[Figure record extracts]
----------------------------------------

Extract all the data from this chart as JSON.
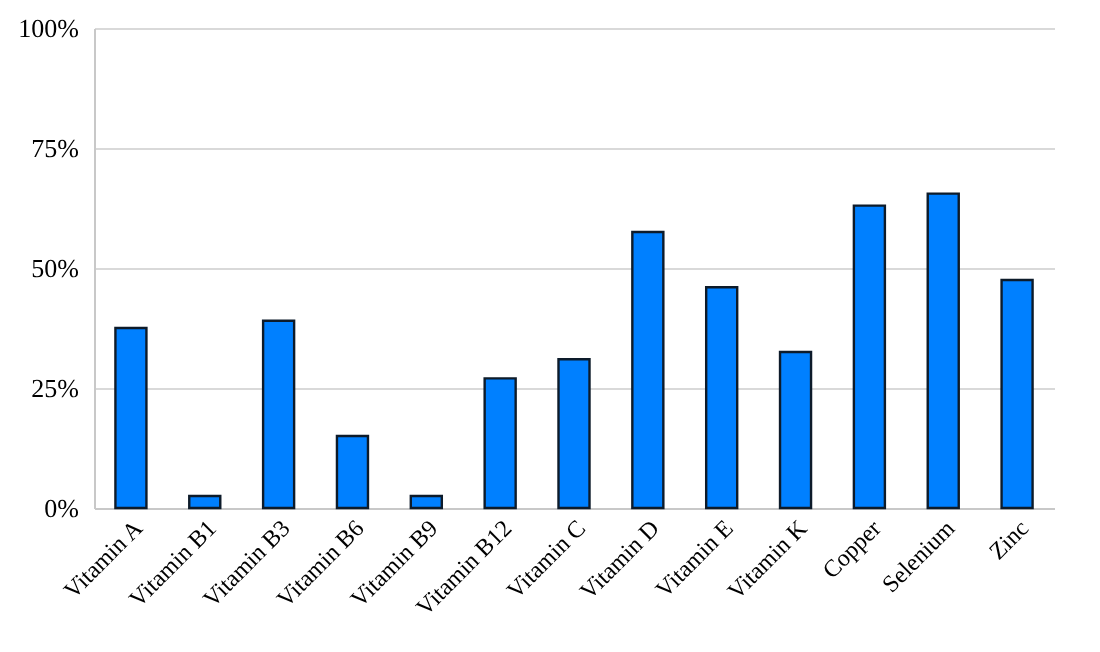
{
  "chart_data": {
    "type": "bar",
    "categories": [
      "Vitamin A",
      "Vitamin B1",
      "Vitamin B3",
      "Vitamin B6",
      "Vitamin B9",
      "Vitamin B12",
      "Vitamin C",
      "Vitamin D",
      "Vitamin E",
      "Vitamin K",
      "Copper",
      "Selenium",
      "Zinc"
    ],
    "values": [
      37.5,
      2.5,
      39,
      15,
      2.5,
      27,
      31,
      57.5,
      46,
      32.5,
      63,
      65.5,
      47.5
    ],
    "color": "#0080ff",
    "ylim": [
      0,
      100
    ],
    "yticks": [
      {
        "value": 0,
        "label": "0%"
      },
      {
        "value": 25,
        "label": "25%"
      },
      {
        "value": 50,
        "label": "50%"
      },
      {
        "value": 75,
        "label": "75%"
      },
      {
        "value": 100,
        "label": "100%"
      }
    ],
    "grid": "y"
  }
}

----------------------------------------

[Written exercise] Which lines contain "label"? Copy each of them.

[Solved exercise]
        "label": "0%"
        "label": "25%"
        "label": "50%"
        "label": "75%"
        "label": "100%"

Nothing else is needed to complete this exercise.